[WHAT YOU ARE ASKED TO DO] Look through the data below. Pick out the lines holding the string "oleracea".

[DATA FOR ANALYSIS]
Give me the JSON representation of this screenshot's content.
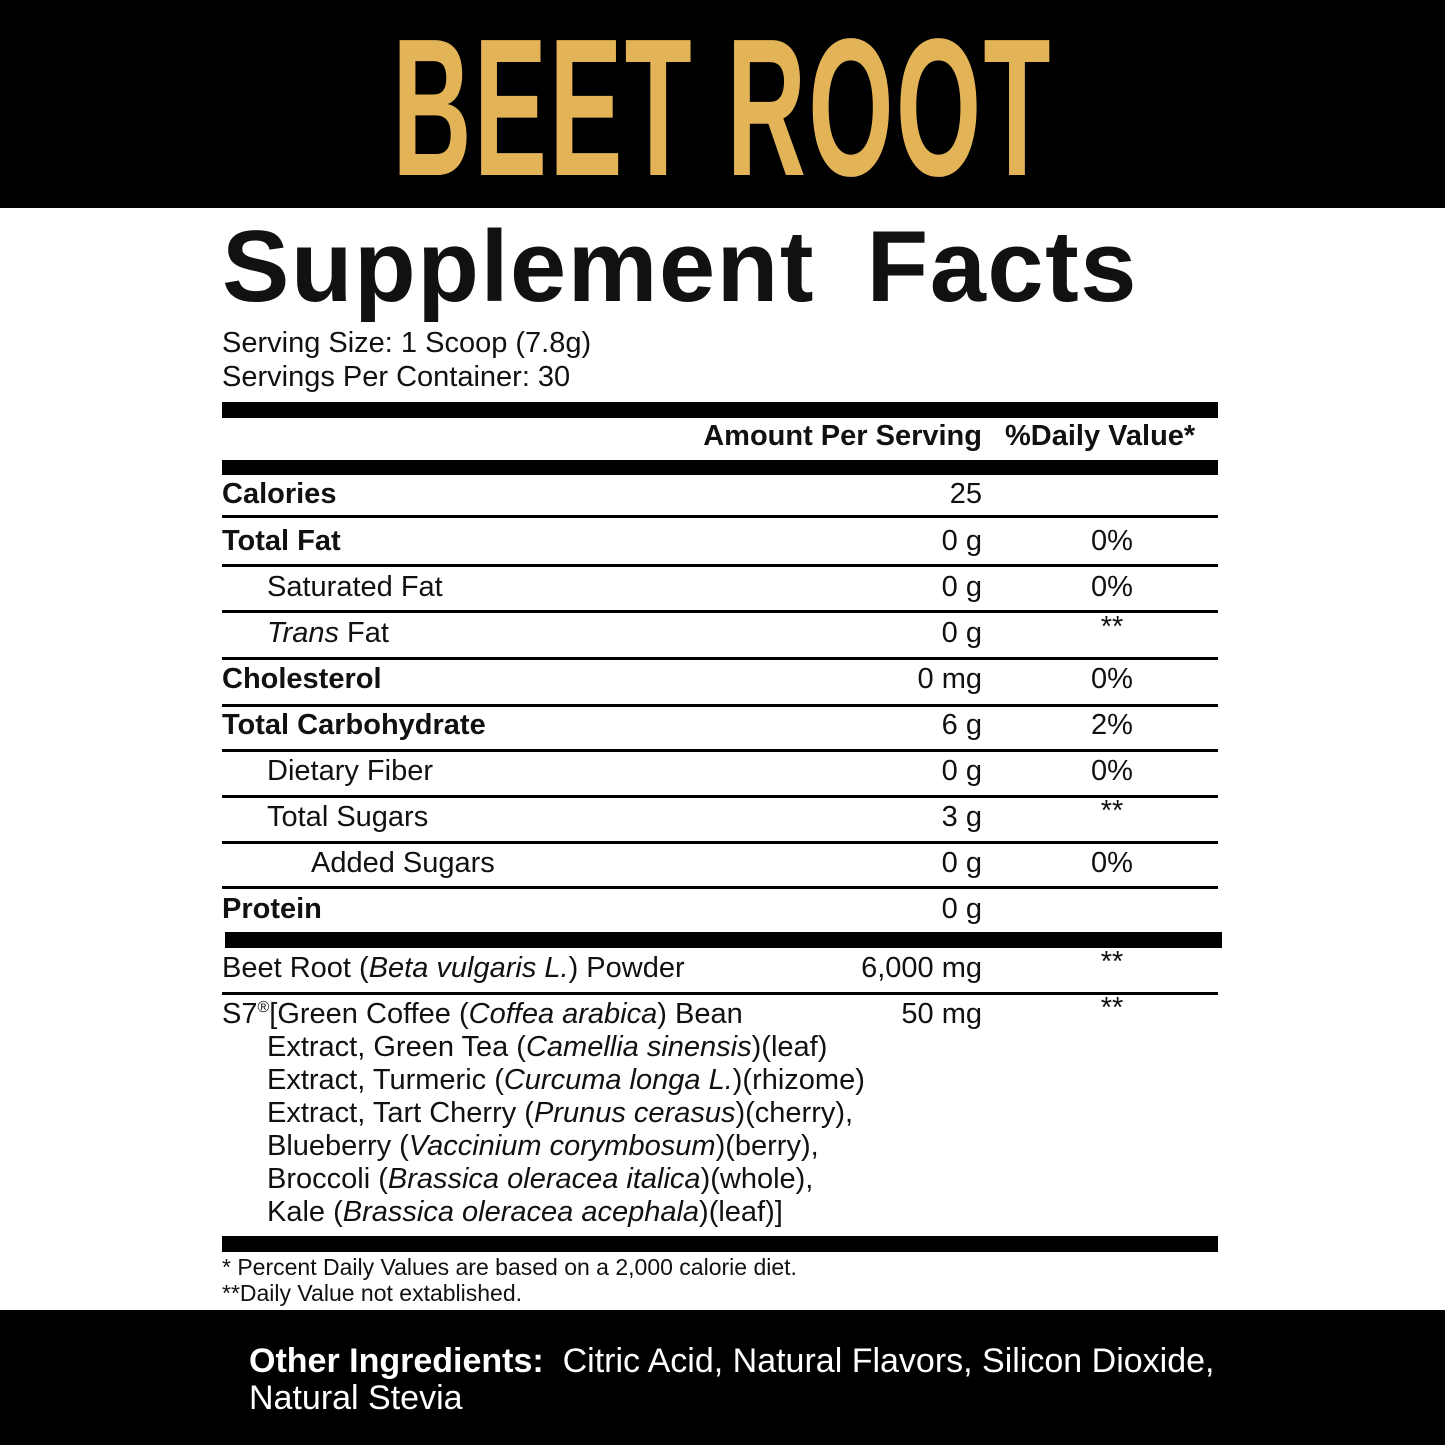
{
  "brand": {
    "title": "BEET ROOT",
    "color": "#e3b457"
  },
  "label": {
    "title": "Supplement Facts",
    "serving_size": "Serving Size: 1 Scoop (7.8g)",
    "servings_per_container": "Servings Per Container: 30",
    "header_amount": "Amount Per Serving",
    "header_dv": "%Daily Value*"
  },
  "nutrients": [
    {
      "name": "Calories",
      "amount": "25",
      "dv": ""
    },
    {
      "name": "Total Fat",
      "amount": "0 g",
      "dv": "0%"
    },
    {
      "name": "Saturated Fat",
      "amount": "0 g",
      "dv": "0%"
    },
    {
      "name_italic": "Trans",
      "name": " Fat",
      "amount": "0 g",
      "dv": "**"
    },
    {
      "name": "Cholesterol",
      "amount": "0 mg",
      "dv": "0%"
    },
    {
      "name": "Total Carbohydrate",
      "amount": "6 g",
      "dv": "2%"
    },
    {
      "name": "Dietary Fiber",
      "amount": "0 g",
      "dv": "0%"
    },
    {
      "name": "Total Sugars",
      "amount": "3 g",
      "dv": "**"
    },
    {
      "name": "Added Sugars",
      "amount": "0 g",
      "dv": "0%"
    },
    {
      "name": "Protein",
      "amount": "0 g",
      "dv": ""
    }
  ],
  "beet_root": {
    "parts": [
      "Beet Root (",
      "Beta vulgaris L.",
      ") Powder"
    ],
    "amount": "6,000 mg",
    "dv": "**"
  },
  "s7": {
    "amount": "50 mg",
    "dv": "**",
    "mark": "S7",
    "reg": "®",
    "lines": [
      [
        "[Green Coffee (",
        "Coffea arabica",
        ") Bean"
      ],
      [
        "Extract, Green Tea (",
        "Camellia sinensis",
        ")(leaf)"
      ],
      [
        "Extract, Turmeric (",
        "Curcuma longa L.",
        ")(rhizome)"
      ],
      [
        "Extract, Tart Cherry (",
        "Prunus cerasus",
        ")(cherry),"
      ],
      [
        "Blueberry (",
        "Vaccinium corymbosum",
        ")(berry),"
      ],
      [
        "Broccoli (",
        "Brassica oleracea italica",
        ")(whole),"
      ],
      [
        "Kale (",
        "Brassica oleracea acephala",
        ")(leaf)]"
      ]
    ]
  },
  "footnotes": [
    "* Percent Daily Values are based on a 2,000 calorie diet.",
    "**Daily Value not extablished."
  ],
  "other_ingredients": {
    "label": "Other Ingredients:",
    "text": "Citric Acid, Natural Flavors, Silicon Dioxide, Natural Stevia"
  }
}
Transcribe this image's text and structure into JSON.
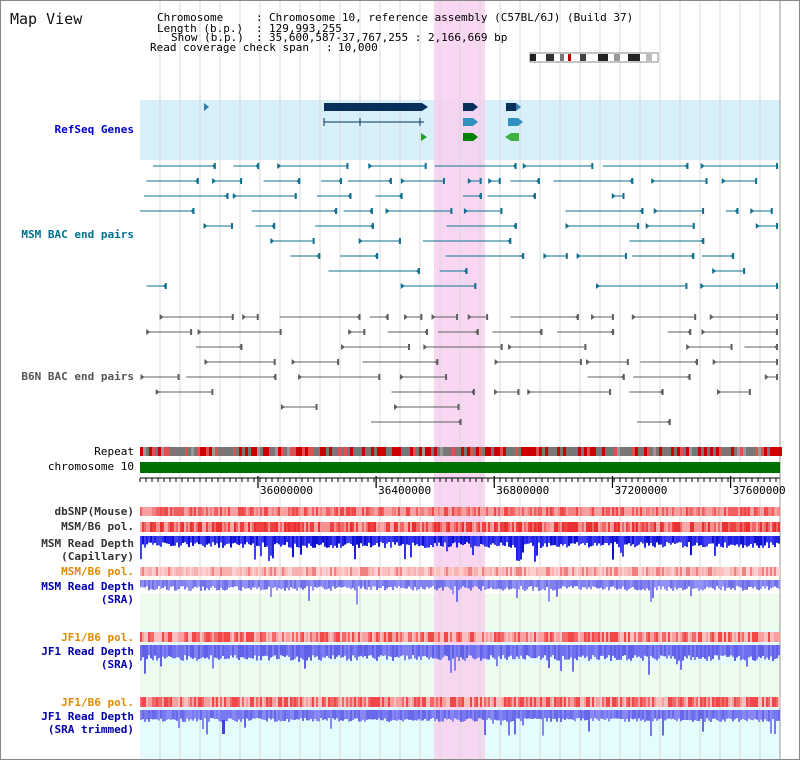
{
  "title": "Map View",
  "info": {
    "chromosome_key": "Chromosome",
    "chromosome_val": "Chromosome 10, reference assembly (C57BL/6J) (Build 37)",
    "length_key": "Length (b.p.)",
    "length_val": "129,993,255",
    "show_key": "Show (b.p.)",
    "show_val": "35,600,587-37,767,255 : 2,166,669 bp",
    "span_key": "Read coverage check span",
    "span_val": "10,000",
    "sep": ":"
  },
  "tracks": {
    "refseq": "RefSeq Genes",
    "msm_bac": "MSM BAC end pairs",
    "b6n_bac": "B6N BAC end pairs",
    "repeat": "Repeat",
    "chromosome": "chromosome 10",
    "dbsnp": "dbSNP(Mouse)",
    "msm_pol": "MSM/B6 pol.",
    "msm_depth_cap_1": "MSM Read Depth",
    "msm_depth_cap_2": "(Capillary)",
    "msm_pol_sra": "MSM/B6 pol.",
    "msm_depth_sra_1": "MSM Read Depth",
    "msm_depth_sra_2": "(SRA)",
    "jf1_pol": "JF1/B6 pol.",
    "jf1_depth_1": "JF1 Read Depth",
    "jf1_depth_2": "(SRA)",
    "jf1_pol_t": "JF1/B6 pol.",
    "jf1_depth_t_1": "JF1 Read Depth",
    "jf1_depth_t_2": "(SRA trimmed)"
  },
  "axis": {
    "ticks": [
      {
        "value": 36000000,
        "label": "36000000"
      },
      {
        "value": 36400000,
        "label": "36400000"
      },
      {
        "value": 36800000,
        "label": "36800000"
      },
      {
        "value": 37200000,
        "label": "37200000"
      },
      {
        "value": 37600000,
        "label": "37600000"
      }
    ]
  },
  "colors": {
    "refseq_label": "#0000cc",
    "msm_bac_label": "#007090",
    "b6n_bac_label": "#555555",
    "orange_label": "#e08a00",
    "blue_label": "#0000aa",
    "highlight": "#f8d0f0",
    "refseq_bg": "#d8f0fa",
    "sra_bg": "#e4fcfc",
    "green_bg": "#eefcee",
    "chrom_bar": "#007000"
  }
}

[RESULT FOR THIS EXERCISE]
        "Brassica oleracea italica",
        "Brassica oleracea acephala",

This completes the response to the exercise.